Collected data
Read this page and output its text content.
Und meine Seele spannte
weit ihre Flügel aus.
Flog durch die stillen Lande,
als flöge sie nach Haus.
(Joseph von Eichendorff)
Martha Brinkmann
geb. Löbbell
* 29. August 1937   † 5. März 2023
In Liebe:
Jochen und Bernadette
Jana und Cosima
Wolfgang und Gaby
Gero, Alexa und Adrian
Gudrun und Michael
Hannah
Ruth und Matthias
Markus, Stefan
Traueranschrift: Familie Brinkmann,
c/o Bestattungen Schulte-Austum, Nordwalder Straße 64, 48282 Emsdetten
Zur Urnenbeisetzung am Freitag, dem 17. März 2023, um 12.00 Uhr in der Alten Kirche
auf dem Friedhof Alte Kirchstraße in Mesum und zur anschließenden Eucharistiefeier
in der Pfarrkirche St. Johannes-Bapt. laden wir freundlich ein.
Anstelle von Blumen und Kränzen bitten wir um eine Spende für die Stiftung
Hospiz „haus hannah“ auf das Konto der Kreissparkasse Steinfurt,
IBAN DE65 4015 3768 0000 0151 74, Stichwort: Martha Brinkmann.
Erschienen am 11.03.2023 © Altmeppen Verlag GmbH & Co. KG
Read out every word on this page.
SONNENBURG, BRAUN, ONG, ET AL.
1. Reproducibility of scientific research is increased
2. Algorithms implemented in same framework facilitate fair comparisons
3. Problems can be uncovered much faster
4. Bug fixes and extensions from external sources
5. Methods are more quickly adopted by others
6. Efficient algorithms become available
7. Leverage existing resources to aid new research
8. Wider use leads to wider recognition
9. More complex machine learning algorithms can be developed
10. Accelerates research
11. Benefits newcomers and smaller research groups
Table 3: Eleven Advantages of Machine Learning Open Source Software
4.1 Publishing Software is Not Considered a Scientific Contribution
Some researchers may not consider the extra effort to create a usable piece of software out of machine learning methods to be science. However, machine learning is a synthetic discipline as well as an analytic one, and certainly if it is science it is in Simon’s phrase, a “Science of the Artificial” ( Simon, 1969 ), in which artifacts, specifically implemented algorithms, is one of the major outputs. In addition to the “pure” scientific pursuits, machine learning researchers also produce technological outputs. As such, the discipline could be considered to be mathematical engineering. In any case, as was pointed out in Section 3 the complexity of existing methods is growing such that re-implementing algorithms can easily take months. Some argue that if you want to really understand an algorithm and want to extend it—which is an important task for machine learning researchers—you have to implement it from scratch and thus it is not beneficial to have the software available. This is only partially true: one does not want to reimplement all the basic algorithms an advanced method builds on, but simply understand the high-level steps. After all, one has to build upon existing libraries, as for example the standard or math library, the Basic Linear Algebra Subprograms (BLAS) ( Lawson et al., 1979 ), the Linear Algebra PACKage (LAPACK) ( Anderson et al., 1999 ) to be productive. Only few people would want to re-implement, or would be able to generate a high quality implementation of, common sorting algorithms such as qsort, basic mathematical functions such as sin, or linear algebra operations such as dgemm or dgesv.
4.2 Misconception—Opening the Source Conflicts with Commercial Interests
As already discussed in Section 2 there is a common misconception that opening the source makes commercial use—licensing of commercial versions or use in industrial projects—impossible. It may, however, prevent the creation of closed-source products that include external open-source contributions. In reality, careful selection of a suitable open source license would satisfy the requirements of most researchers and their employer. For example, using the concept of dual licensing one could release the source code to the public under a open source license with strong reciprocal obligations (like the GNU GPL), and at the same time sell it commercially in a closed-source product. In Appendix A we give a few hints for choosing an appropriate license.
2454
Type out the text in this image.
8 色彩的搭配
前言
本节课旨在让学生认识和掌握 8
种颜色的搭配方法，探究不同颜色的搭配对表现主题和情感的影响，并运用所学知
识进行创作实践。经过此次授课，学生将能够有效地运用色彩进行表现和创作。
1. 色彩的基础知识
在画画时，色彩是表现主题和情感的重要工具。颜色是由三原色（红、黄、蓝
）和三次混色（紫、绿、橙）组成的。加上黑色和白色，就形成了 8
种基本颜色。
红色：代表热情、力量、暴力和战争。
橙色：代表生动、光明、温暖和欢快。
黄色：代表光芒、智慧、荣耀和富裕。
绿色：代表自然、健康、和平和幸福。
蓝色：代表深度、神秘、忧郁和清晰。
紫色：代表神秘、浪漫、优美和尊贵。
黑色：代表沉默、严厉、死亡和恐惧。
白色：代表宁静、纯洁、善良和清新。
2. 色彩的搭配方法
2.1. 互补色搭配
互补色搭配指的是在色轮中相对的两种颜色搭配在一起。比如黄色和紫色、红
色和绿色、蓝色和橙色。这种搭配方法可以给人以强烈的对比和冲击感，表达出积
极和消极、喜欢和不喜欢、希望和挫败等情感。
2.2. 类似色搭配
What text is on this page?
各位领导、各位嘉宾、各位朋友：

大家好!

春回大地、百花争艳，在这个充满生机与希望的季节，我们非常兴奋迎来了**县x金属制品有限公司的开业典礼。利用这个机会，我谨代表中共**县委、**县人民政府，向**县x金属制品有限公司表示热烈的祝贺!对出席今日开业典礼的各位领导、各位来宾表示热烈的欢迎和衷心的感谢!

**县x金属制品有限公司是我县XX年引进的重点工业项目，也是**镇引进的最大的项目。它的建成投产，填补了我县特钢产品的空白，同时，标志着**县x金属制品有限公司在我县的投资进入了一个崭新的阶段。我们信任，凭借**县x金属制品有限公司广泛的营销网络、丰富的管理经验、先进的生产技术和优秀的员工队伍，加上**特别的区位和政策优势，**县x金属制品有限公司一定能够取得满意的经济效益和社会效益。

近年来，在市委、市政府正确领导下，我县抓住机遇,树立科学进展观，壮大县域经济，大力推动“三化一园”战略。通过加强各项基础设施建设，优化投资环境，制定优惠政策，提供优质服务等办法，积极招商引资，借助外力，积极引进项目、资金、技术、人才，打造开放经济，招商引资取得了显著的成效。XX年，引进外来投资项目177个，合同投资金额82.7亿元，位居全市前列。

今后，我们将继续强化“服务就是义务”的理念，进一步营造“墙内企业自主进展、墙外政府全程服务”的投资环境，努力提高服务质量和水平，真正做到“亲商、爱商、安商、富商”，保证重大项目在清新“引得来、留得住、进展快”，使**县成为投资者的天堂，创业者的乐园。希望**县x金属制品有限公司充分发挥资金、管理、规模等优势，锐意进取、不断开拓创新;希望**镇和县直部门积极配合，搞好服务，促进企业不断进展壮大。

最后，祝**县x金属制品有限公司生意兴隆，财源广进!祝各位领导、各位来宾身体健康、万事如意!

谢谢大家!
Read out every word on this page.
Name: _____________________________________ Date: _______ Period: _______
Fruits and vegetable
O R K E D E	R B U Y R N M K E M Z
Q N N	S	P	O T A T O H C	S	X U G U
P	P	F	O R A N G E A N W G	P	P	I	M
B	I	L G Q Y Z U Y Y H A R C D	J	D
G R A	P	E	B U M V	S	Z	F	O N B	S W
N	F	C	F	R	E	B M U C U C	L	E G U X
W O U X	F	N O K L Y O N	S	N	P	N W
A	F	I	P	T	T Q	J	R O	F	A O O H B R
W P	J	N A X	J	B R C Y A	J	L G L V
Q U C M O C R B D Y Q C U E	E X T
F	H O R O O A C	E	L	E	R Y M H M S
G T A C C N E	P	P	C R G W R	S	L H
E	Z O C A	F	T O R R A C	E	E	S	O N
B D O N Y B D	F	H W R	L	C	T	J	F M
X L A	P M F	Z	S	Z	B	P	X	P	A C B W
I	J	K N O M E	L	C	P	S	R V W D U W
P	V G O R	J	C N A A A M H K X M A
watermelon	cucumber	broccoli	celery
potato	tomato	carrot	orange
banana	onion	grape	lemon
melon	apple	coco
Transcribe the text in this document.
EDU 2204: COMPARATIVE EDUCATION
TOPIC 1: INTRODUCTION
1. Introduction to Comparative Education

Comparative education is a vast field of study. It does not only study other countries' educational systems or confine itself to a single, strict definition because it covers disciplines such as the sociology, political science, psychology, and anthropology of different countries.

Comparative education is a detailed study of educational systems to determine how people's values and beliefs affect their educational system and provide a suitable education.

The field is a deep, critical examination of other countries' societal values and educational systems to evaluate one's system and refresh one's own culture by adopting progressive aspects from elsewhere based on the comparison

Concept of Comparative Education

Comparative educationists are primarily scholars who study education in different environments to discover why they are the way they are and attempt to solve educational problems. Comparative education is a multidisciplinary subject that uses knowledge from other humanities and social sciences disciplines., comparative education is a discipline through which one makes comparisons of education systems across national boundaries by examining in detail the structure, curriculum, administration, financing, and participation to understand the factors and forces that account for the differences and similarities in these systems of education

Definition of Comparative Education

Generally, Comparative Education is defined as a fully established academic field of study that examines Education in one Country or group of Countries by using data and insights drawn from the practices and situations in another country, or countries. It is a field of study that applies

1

* _AIM_
Copy out exactly the lines running from the line with "Transcribe the text in this document." to the end of the records, inclusive.

* _ANSWER IN FULL_
Transcribe the text in this document.
EDU 2204: COMPARATIVE EDUCATION
TOPIC 1: INTRODUCTION
1. Introduction to Comparative Education

Comparative education is a vast field of study. It does not only study other countries' educational systems or confine itself to a single, strict definition because it covers disciplines such as the sociology, political science, psychology, and anthropology of different countries.

Comparative education is a detailed study of educational systems to determine how people's values and beliefs affect their educational system and provide a suitable education.

The field is a deep, critical examination of other countries' societal values and educational systems to evaluate one's system and refresh one's own culture by adopting progressive aspects from elsewhere based on the comparison

Concept of Comparative Education

Comparative educationists are primarily scholars who study education in different environments to discover why they are the way they are and attempt to solve educational problems. Comparative education is a multidisciplinary subject that uses knowledge from other humanities and social sciences disciplines., comparative education is a discipline through which one makes comparisons of education systems across national boundaries by examining in detail the structure, curriculum, administration, financing, and participation to understand the factors and forces that account for the differences and similarities in these systems of education

Definition of Comparative Education

Generally, Comparative Education is defined as a fully established academic field of study that examines Education in one Country or group of Countries by using data and insights drawn from the practices and situations in another country, or countries. It is a field of study that applies

1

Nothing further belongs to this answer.